Challenge a:
In the BTRFS cache recovery write-up, which mount command finally succeeded?

# start of Excerpted passage

Confirming The Issue:

First I checked the system logs and noticed that there was a repeated report of the following.

BTRFS critical (device sdf1): corrupt leaf: root=5 block=521301164032 slot=89, unexpected item end, have 11534 expect 11566

My cache is made up of 6 Samsung 850 Evo SSDs, one of which was sdf1. Bummer.

 

Fixing Things:

My first port of call was of course the UnRaid forums! There were a few posts on issues with BTRFS and the un-reliability of the file system, however nobody seemed to have had a cache drive corruption before with a clear resolution (at least that I could find). I was able to find a few posts (linked below) that gave good information on BTRFS recovery, since the cache is effectively just another pool of drives I was able to piece together a plan of attack.

 

1. Attempt data recovery and backup

The first step when messing with file systems is generally to try and get a backup, or to already have one! In my case I do nightly backups so am not too worried about data loss, however some files had definitely changed within the last day (since the last run of the mover) and I would like to keep those changes if at all possible.

 

I first rebooted my server into safe mode, this prevents the array from trying to mount when booted and kicks me out of the "Starting Array..." freeze loop.

 

From there I can SSH into the server and attempt to mount the effected pool to a folder and copy the data off to a safe place (the main array). This is suggested in a fantastic post that @johnnie.black made (linked below) walking through BTRFS recovery. (I make two new directories to mount to as I wanted to avoid the default UnRaid locations just incase of issues)

mkdir -p /media/cache
mkdir -p /media/array
mount -o recovery,ro /dev/sdf1 /media/cache

The final command returned an error!

mount: wrong fs type, bad option, bad superblock on /dev/sdf1, missing codepage or helper program, or other error.

In checking dmesg the following was printed out:

[ 3204.972308] BTRFS error (device sdf1): failed to read chunk tree: -2

No dice, the file system is screwed too much to launch the pool (since when you attempt to mount one BTRFS drive, it attempts to mount the whole pool) even in recovery and read-only mode. The final suggestion is to use "degraded" mode, this will kick the pool into action but you won't be able to interact with any affected files.

mount -o degraded,recovery,ro /dev/sdf1 /media/cache

Woohoo! Mount is successful, next steps are to mount up the main array and copy of the files using Midnight Commander. Note that when mounting any of the disks in my main array, the whole thing is mounted up, /dev/sdb1 is part of the main array (not cache).

# end of Excerpted passage
# start of Material provided

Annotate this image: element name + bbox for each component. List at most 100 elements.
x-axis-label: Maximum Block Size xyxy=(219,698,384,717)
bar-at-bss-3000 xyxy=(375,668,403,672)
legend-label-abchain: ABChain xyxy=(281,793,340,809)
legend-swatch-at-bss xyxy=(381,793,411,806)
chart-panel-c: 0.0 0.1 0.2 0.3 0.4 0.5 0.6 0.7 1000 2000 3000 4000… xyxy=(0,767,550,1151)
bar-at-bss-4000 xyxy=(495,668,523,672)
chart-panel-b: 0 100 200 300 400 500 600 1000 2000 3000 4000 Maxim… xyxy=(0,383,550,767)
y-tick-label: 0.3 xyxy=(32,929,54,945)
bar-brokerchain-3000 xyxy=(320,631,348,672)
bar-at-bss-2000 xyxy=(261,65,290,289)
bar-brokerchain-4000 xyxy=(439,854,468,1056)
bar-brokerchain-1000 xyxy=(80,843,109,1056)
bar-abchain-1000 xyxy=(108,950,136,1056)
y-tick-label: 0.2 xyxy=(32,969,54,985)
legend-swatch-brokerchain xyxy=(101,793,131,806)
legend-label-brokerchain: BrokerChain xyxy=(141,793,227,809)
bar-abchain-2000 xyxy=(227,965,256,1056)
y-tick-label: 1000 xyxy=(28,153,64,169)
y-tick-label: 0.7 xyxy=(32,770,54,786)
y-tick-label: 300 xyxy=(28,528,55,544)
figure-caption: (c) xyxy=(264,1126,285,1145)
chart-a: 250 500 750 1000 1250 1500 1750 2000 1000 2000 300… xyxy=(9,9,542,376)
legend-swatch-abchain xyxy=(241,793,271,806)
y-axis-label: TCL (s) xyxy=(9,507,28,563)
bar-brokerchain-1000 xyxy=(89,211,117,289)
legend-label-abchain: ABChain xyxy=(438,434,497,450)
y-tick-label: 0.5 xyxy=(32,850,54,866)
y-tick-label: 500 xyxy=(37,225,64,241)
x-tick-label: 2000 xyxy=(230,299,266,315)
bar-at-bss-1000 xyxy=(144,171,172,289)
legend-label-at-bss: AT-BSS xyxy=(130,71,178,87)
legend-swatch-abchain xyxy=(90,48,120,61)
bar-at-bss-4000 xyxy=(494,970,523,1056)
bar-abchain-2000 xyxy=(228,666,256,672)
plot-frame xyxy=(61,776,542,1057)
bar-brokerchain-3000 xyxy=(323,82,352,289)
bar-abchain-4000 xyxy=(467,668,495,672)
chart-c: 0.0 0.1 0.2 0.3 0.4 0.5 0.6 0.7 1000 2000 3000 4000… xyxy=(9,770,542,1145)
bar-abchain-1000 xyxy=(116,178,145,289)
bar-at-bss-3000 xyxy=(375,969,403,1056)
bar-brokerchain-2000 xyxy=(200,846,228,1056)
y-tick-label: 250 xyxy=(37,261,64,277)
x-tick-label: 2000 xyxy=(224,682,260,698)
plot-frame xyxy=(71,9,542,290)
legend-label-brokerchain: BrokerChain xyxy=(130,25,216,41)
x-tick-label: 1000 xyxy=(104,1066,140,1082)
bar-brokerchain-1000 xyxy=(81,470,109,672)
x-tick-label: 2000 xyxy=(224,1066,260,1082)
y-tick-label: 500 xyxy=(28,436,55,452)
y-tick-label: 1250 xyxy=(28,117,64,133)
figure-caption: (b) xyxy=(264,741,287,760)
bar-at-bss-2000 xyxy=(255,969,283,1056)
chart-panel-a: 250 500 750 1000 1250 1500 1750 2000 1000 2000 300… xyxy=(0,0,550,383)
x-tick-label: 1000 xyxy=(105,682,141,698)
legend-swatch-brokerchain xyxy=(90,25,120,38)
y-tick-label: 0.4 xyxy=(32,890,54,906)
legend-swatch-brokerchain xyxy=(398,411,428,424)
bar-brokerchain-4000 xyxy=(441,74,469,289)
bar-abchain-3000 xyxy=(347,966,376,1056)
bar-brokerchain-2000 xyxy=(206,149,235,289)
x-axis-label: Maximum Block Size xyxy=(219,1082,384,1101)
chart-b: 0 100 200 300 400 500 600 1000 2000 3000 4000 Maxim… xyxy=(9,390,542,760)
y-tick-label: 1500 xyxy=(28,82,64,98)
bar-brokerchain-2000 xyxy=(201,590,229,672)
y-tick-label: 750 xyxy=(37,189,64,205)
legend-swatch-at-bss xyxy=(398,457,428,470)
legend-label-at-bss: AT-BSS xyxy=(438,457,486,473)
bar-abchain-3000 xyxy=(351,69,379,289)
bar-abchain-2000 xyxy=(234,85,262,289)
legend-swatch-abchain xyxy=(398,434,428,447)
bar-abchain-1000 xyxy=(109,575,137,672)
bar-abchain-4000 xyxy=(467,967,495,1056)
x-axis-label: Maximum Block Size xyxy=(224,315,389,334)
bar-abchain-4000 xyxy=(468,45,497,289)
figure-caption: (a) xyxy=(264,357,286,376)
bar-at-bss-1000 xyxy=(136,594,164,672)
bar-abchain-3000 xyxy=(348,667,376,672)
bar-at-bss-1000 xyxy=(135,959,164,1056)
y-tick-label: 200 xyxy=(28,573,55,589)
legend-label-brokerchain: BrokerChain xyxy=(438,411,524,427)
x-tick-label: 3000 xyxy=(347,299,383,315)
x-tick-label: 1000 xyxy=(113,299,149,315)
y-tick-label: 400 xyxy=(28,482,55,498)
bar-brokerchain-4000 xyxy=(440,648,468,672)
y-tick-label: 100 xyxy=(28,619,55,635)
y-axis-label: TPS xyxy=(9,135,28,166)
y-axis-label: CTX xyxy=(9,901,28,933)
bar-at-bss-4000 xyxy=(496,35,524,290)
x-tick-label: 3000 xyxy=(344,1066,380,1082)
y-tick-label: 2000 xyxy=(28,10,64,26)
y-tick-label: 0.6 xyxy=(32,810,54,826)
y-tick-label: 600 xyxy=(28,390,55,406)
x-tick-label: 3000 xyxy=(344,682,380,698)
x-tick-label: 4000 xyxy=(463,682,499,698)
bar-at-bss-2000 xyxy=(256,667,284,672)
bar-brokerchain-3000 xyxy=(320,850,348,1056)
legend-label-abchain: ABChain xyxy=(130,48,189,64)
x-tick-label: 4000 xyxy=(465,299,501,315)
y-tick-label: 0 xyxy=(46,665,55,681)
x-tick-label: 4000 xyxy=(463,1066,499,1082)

# end of Material provided

Challenge b:
Please swap "bbox" for "bounding box" in the records, from their start through the line containing "y-tick-label: 1000 xyxy=(28,153,64,169)", and return only those lines with nothing else changed.

Exercise result a:
mount -o degraded,recovery,ro /dev/sdf1 /media/cache

Exercise result b:
Annotate this image: element name + bounding box for each component. List at most 100 elements.
x-axis-label: Maximum Block Size xyxy=(219,698,384,717)
bar-at-bss-3000 xyxy=(375,668,403,672)
legend-label-abchain: ABChain xyxy=(281,793,340,809)
legend-swatch-at-bss xyxy=(381,793,411,806)
chart-panel-c: 0.0 0.1 0.2 0.3 0.4 0.5 0.6 0.7 1000 2000 3000 4000… xyxy=(0,767,550,1151)
bar-at-bss-4000 xyxy=(495,668,523,672)
chart-panel-b: 0 100 200 300 400 500 600 1000 2000 3000 4000 Maxim… xyxy=(0,383,550,767)
y-tick-label: 0.3 xyxy=(32,929,54,945)
bar-brokerchain-3000 xyxy=(320,631,348,672)
bar-at-bss-2000 xyxy=(261,65,290,289)
bar-brokerchain-4000 xyxy=(439,854,468,1056)
bar-brokerchain-1000 xyxy=(80,843,109,1056)
bar-abchain-1000 xyxy=(108,950,136,1056)
y-tick-label: 0.2 xyxy=(32,969,54,985)
legend-swatch-brokerchain xyxy=(101,793,131,806)
legend-label-brokerchain: BrokerChain xyxy=(141,793,227,809)
bar-abchain-2000 xyxy=(227,965,256,1056)
y-tick-label: 1000 xyxy=(28,153,64,169)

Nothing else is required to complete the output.